The input start

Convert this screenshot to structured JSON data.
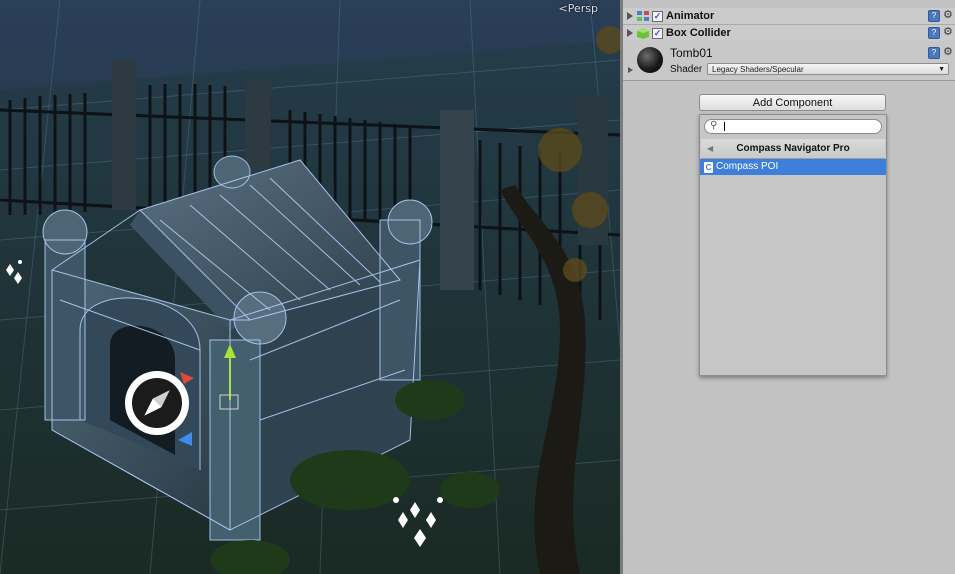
{
  "scene": {
    "view_label": "<Persp"
  },
  "inspector": {
    "components": [
      {
        "label": "Animator",
        "enabled": true,
        "icon": "animator-icon"
      },
      {
        "label": "Box Collider",
        "enabled": true,
        "icon": "box-collider-icon"
      }
    ],
    "material": {
      "name": "Tomb01",
      "shader_label": "Shader",
      "shader_value": "Legacy Shaders/Specular"
    },
    "add_component_label": "Add Component",
    "popup": {
      "search_value": "",
      "category_title": "Compass Navigator Pro",
      "items": [
        {
          "label": "Compass POI",
          "selected": true,
          "icon": "script-icon"
        }
      ]
    }
  },
  "colors": {
    "inspector_bg": "#c2c2c2",
    "selection": "#3e7fdb",
    "scene_ground": "#1f3a4a",
    "wireframe": "#b7d4ff"
  }
}
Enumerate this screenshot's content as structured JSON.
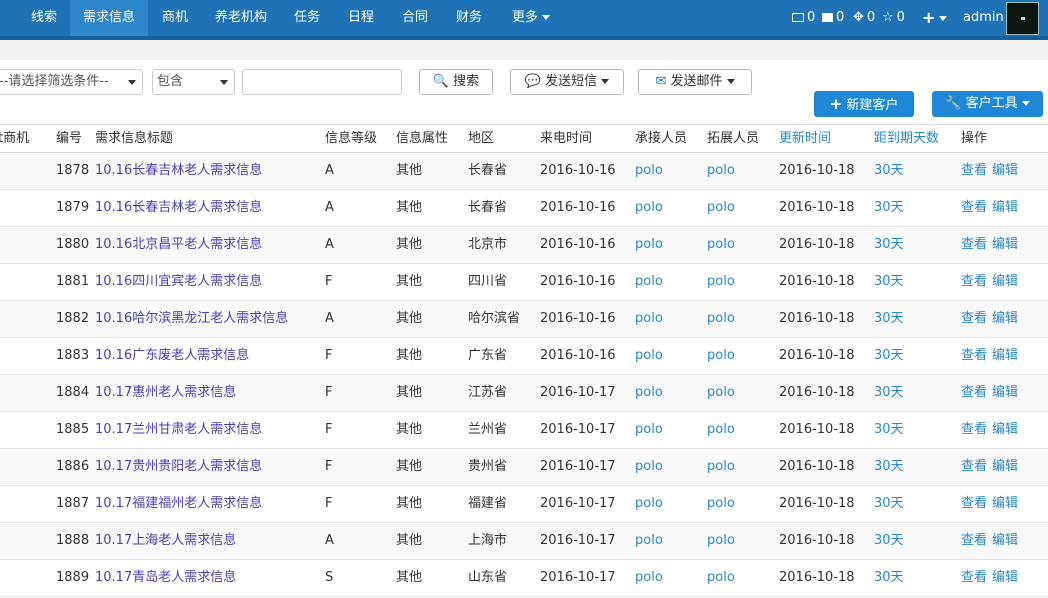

The input end

# Instructions to follow
Check each line above for the word "icon", and copy the lines where it appears.

# Task answer
        "icon": "animator-icon"
        "icon": "box-collider-icon"
          "icon": "script-icon"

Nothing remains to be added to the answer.